Consigne |
Recopiez fidèlement le passage du texte proposé qui va de « Dans la même » jusqu'à « de leurs diplômes. » inclus.

Texte proposé |
-------------------------

Le « pass sanitaire » ne peut être une prolongation de l’appli « TousAntiCovid » qui n’a jamais convaincu. Pour lever les doutes, engendrés par une absence de confiance légitime envers ce gouvernement, pourquoi ne pas confier la gestion du contrôle vaccinal à un organisme ou une association reconnue d’utilité publique ? (INSEE, Institut Pasteur, Croix Rouge…).
Dans la même logique facilitons la vaccination, en maintenant les vaccinodromes et en les développant pour aller au plus proche de la population, surtout en période estivale (concerts, stades, festivals…). Posons aussi la question du financement et de l’organisation, faisons payer le patronat pour vacciner les salariés, c’est notre santé mais aussi leurs profits qui sont impactés après tout. Mieux, mettons fin à leurs exonérations qui mettent la Sécu à mal !
Enfin, redonnons les moyens à la médecine scolaire et universitaire pour vacciner les élèves et étudiants, c’est une priorité pour garantir leurs études et le niveau de leurs diplômes.

-------------------------

Données fournies |
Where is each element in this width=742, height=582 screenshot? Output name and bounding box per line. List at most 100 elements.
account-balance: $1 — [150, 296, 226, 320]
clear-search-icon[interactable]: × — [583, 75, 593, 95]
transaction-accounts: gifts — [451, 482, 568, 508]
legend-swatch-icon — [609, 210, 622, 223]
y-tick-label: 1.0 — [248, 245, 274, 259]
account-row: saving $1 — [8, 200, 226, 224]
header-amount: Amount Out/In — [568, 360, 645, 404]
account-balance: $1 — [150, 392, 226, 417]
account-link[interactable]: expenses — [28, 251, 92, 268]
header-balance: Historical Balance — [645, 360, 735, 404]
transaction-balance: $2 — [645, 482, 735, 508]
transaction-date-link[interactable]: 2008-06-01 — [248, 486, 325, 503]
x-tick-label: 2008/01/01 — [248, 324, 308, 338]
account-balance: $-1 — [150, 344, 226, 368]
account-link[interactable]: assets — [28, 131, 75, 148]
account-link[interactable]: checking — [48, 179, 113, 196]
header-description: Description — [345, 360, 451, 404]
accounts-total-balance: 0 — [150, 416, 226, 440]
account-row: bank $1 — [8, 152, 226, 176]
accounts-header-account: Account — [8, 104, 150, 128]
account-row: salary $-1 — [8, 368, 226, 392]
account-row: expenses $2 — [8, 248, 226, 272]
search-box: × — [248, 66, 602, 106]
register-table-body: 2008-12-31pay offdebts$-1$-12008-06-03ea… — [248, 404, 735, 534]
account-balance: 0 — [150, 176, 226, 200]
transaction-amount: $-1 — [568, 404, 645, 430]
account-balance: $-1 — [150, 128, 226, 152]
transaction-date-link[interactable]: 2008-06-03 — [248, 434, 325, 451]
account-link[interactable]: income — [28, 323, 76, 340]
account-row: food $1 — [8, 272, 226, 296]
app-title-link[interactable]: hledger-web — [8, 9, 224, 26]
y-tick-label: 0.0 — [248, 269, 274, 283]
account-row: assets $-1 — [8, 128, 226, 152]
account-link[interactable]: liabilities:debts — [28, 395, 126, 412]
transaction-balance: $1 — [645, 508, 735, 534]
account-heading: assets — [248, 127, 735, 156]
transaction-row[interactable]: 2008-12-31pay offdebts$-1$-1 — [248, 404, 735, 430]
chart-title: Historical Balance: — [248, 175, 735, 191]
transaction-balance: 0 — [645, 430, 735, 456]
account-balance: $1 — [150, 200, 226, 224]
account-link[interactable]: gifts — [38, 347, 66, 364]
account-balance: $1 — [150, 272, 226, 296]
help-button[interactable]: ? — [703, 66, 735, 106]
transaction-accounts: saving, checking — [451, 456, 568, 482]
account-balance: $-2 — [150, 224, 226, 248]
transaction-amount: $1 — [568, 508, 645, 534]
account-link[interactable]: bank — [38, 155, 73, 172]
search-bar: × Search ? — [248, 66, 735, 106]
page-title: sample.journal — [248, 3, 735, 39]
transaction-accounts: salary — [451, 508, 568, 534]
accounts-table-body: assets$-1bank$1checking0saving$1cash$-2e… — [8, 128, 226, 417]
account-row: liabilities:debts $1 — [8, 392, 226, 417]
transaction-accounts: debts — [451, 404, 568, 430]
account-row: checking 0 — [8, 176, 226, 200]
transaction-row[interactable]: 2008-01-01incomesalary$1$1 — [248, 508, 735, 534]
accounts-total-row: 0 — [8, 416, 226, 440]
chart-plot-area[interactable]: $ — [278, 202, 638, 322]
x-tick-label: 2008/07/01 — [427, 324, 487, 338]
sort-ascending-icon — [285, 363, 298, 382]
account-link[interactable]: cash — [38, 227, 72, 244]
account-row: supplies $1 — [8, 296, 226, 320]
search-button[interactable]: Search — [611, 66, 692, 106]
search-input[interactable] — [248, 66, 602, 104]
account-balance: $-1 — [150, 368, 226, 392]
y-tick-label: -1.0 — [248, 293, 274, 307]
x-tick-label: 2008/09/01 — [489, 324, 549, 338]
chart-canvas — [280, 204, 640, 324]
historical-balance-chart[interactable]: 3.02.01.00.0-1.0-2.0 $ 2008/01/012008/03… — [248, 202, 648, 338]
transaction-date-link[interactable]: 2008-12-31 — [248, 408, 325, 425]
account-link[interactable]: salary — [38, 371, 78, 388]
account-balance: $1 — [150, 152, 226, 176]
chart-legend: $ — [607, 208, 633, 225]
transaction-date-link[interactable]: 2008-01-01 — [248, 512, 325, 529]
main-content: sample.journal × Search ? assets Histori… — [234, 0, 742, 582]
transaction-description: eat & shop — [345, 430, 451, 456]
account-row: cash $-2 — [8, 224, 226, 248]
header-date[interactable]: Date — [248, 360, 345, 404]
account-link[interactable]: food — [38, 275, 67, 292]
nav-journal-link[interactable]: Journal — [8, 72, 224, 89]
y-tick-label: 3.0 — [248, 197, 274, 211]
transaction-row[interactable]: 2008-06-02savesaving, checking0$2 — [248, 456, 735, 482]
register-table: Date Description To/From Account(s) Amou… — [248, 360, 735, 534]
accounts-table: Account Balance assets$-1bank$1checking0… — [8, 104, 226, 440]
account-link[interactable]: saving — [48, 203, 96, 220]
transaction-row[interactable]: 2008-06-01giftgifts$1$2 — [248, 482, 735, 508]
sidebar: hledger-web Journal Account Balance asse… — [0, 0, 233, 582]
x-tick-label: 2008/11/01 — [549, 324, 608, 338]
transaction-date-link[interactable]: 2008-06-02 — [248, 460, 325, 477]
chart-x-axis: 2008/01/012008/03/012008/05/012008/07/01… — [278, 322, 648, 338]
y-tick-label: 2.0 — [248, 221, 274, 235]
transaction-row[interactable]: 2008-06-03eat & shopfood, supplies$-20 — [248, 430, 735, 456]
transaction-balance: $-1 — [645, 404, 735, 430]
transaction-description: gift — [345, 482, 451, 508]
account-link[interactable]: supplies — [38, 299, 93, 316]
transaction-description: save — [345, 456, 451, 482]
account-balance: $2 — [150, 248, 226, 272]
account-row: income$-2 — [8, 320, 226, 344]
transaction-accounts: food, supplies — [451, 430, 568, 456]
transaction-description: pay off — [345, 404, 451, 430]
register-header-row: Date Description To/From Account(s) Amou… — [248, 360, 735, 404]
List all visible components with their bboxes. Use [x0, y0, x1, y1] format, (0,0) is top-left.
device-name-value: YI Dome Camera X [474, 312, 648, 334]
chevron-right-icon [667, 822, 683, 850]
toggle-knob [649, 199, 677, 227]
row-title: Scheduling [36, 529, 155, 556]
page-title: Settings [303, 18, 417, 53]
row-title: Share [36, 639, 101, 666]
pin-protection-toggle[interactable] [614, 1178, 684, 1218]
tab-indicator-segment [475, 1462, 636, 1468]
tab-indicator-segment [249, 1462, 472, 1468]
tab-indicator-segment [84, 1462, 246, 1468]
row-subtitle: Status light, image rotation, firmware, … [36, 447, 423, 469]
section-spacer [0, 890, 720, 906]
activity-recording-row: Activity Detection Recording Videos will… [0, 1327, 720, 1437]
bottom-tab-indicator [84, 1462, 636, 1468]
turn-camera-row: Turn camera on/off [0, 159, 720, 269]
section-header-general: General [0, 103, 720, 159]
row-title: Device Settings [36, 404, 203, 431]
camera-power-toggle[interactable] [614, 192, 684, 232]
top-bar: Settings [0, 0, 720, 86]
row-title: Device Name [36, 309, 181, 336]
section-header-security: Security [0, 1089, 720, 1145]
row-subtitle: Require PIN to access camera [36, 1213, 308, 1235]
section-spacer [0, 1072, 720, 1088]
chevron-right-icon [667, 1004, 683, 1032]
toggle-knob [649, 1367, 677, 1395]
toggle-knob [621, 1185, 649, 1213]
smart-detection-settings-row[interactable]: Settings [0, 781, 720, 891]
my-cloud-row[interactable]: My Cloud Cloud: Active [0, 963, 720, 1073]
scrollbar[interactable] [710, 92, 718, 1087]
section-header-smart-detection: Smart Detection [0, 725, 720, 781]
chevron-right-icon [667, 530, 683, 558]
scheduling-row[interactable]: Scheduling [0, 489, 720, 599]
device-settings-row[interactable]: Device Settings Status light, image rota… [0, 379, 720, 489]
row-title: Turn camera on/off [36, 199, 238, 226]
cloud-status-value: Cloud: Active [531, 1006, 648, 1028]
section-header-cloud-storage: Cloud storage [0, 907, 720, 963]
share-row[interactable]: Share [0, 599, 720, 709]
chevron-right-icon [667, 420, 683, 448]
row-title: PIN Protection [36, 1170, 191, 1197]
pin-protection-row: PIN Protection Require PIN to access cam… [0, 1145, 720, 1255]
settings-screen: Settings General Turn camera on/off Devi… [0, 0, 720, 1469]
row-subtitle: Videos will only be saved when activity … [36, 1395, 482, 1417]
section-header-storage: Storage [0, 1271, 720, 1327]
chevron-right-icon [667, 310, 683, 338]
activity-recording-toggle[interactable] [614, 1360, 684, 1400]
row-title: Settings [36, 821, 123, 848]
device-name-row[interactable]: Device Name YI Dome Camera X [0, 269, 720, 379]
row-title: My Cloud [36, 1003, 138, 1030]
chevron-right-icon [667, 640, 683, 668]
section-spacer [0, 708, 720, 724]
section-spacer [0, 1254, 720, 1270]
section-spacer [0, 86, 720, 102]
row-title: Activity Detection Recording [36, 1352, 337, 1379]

-------------------------

Réponse |
Dans la même logique facilitons la vaccination, en maintenant les vaccinodromes et en les développant pour aller au plus proche de la population, surtout en période estivale (concerts, stades, festivals…). Posons aussi la question du financement et de l’organisation, faisons payer le patronat pour vacciner les salariés, c’est notre santé mais aussi leurs profits qui sont impactés après tout. Mieux, mettons fin à leurs exonérations qui mettent la Sécu à mal !
Enfin, redonnons les moyens à la médecine scolaire et universitaire pour vacciner les élèves et étudiants, c’est une priorité pour garantir leurs études et le niveau de leurs diplômes.